▶ **Data entries**:
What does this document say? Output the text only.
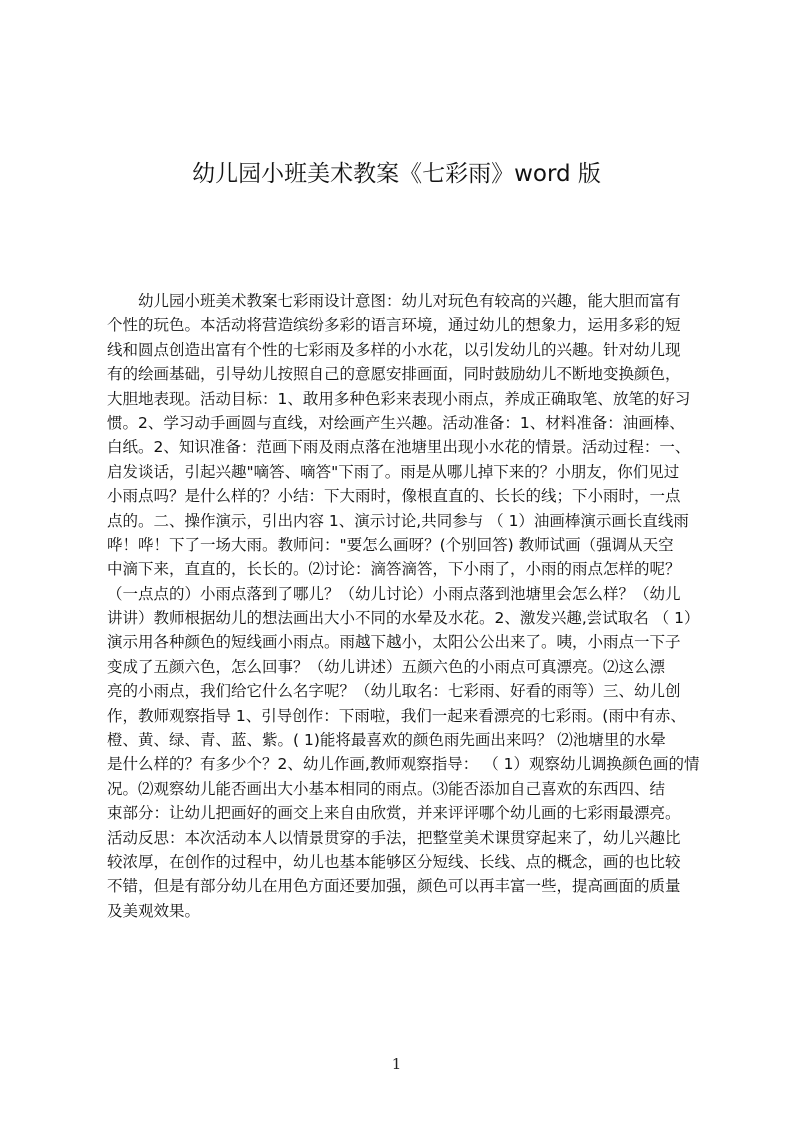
幼儿园小班美术教案《七彩雨》word 版
　　幼儿园小班美术教案七彩雨设计意图：幼儿对玩色有较高的兴趣，能大胆而富有
个性的玩色。本活动将营造缤纷多彩的语言环境，通过幼儿的想象力，运用多彩的短
线和圆点创造出富有个性的七彩雨及多样的小水花，以引发幼儿的兴趣。针对幼儿现
有的绘画基础，引导幼儿按照自己的意愿安排画面，同时鼓励幼儿不断地变换颜色，
大胆地表现。活动目标：1、敢用多种色彩来表现小雨点，养成正确取笔、放笔的好习
惯。2、学习动手画圆与直线，对绘画产生兴趣。活动准备：1、材料准备：油画棒、
白纸。2、知识准备：范画下雨及雨点落在池塘里出现小水花的情景。活动过程：一、
启发谈话，引起兴趣"嘀答、嘀答"下雨了。雨是从哪儿掉下来的？小朋友，你们见过
小雨点吗？是什么样的？小结：下大雨时，像根直直的、长长的线；下小雨时，一点
点的。二、操作演示，引出内容 1、演示讨论,共同参与 （ 1）油画棒演示画长直线雨
哗！哗！下了一场大雨。教师问："要怎么画呀？(个别回答) 教师试画（强调从天空
中滴下来，直直的，长长的。⑵讨论：滴答滴答，下小雨了，小雨的雨点怎样的呢？
（一点点的）小雨点落到了哪儿？（幼儿讨论）小雨点落到池塘里会怎么样？（幼儿
讲讲）教师根据幼儿的想法画出大小不同的水晕及水花。2、激发兴趣,尝试取名 （ 1）
演示用各种颜色的短线画小雨点。雨越下越小，太阳公公出来了。咦，小雨点一下子
变成了五颜六色，怎么回事？（幼儿讲述）五颜六色的小雨点可真漂亮。⑵这么漂
亮的小雨点，我们给它什么名字呢？（幼儿取名：七彩雨、好看的雨等）三、幼儿创
作，教师观察指导 1、引导创作：下雨啦，我们一起来看漂亮的七彩雨。(雨中有赤、
橙、黄、绿、青、蓝、紫。( 1)能将最喜欢的颜色雨先画出来吗？ ⑵池塘里的水晕
是什么样的？有多少个？2、幼儿作画,教师观察指导： （ 1）观察幼儿调换颜色画的情
况。⑵观察幼儿能否画出大小基本相同的雨点。⑶能否添加自己喜欢的东西四、结
束部分：让幼儿把画好的画交上来自由欣赏，并来评评哪个幼儿画的七彩雨最漂亮。
活动反思：本次活动本人以情景贯穿的手法，把整堂美术课贯穿起来了，幼儿兴趣比
较浓厚，在创作的过程中，幼儿也基本能够区分短线、长线、点的概念，画的也比较
不错，但是有部分幼儿在用色方面还要加强，颜色可以再丰富一些，提高画面的质量
及美观效果。
1
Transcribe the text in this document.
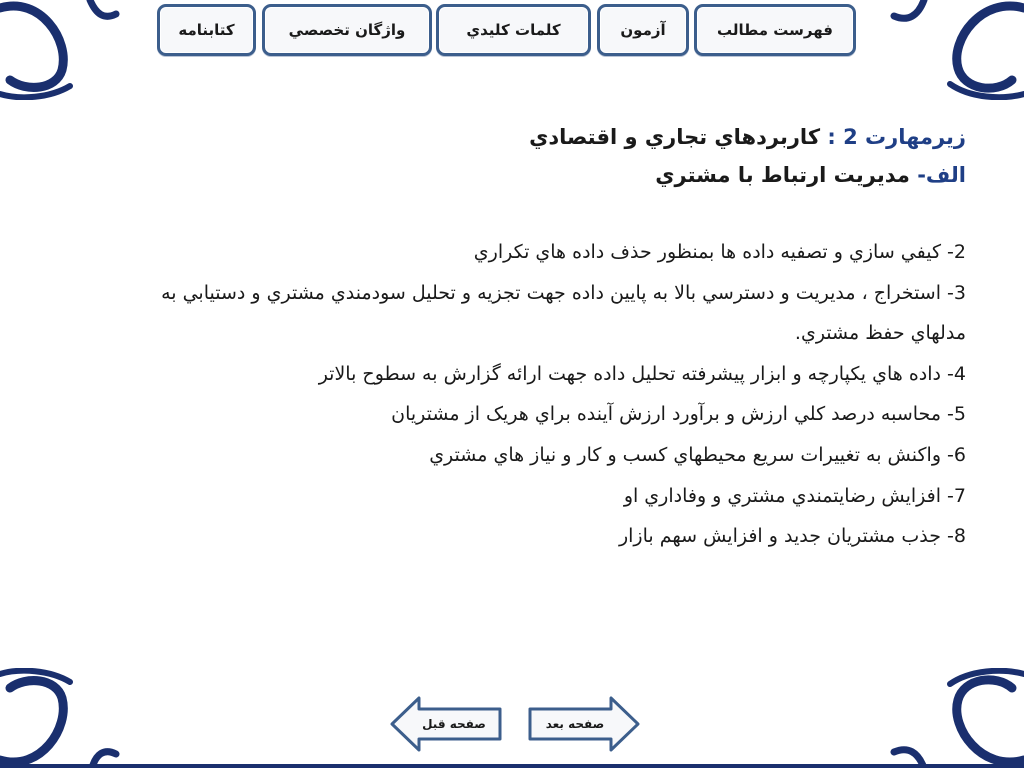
فهرست مطالب
آزمون
کلمات کليدي
واژگان تخصصي
کتابنامه
زيرمهارت 2 : کاربردهاي تجاري و اقتصادي
الف- مديريت ارتباط با مشتري
2- کيفي سازي و تصفيه داده ها بمنظور حذف داده هاي تکراري
3- استخراج ، مديريت و دسترسي بالا به پايين داده جهت تجزيه و تحليل سودمندي مشتري و دستيابي به مدلهاي حفظ مشتري.
4- داده هاي يکپارچه و ابزار پيشرفته تحليل داده جهت ارائه گزارش به سطوح بالاتر
5- محاسبه درصد کلي ارزش و برآورد ارزش آينده براي هريک از مشتريان
6- واکنش به تغييرات سريع محيطهاي کسب و کار و نياز هاي مشتري
7- افزايش رضايتمندي مشتري و وفاداري او
8- جذب مشتريان جديد و افزايش سهم بازار
صفحه قبل	صفحه بعد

▶ **Exercise task**:
Retype all entries exactly as they appear, dropping the images.

▶ **Output of the task**:
What does this document say? Output the text only.
幼儿园小班美术教案《七彩雨》word 版
　　幼儿园小班美术教案七彩雨设计意图：幼儿对玩色有较高的兴趣，能大胆而富有
个性的玩色。本活动将营造缤纷多彩的语言环境，通过幼儿的想象力，运用多彩的短
线和圆点创造出富有个性的七彩雨及多样的小水花，以引发幼儿的兴趣。针对幼儿现
有的绘画基础，引导幼儿按照自己的意愿安排画面，同时鼓励幼儿不断地变换颜色，
大胆地表现。活动目标：1、敢用多种色彩来表现小雨点，养成正确取笔、放笔的好习
惯。2、学习动手画圆与直线，对绘画产生兴趣。活动准备：1、材料准备：油画棒、
白纸。2、知识准备：范画下雨及雨点落在池塘里出现小水花的情景。活动过程：一、
启发谈话，引起兴趣"嘀答、嘀答"下雨了。雨是从哪儿掉下来的？小朋友，你们见过
小雨点吗？是什么样的？小结：下大雨时，像根直直的、长长的线；下小雨时，一点
点的。二、操作演示，引出内容 1、演示讨论,共同参与 （ 1）油画棒演示画长直线雨
哗！哗！下了一场大雨。教师问："要怎么画呀？(个别回答) 教师试画（强调从天空
中滴下来，直直的，长长的。⑵讨论：滴答滴答，下小雨了，小雨的雨点怎样的呢？
（一点点的）小雨点落到了哪儿？（幼儿讨论）小雨点落到池塘里会怎么样？（幼儿
讲讲）教师根据幼儿的想法画出大小不同的水晕及水花。2、激发兴趣,尝试取名 （ 1）
演示用各种颜色的短线画小雨点。雨越下越小，太阳公公出来了。咦，小雨点一下子
变成了五颜六色，怎么回事？（幼儿讲述）五颜六色的小雨点可真漂亮。⑵这么漂
亮的小雨点，我们给它什么名字呢？（幼儿取名：七彩雨、好看的雨等）三、幼儿创
作，教师观察指导 1、引导创作：下雨啦，我们一起来看漂亮的七彩雨。(雨中有赤、
橙、黄、绿、青、蓝、紫。( 1)能将最喜欢的颜色雨先画出来吗？ ⑵池塘里的水晕
是什么样的？有多少个？2、幼儿作画,教师观察指导： （ 1）观察幼儿调换颜色画的情
况。⑵观察幼儿能否画出大小基本相同的雨点。⑶能否添加自己喜欢的东西四、结
束部分：让幼儿把画好的画交上来自由欣赏，并来评评哪个幼儿画的七彩雨最漂亮。
活动反思：本次活动本人以情景贯穿的手法，把整堂美术课贯穿起来了，幼儿兴趣比
较浓厚，在创作的过程中，幼儿也基本能够区分短线、长线、点的概念，画的也比较
不错，但是有部分幼儿在用色方面还要加强，颜色可以再丰富一些，提高画面的质量
及美观效果。
1
Transcribe the text in this document.
فهرست مطالب
آزمون
کلمات کليدي
واژگان تخصصي
کتابنامه
زيرمهارت 2 : کاربردهاي تجاري و اقتصادي
الف- مديريت ارتباط با مشتري
2- کيفي سازي و تصفيه داده ها بمنظور حذف داده هاي تکراري
3- استخراج ، مديريت و دسترسي بالا به پايين داده جهت تجزيه و تحليل سودمندي مشتري و دستيابي به مدلهاي حفظ مشتري.
4- داده هاي يکپارچه و ابزار پيشرفته تحليل داده جهت ارائه گزارش به سطوح بالاتر
5- محاسبه درصد کلي ارزش و برآورد ارزش آينده براي هريک از مشتريان
6- واکنش به تغييرات سريع محيطهاي کسب و کار و نياز هاي مشتري
7- افزايش رضايتمندي مشتري و وفاداري او
8- جذب مشتريان جديد و افزايش سهم بازار
صفحه قبل	صفحه بعد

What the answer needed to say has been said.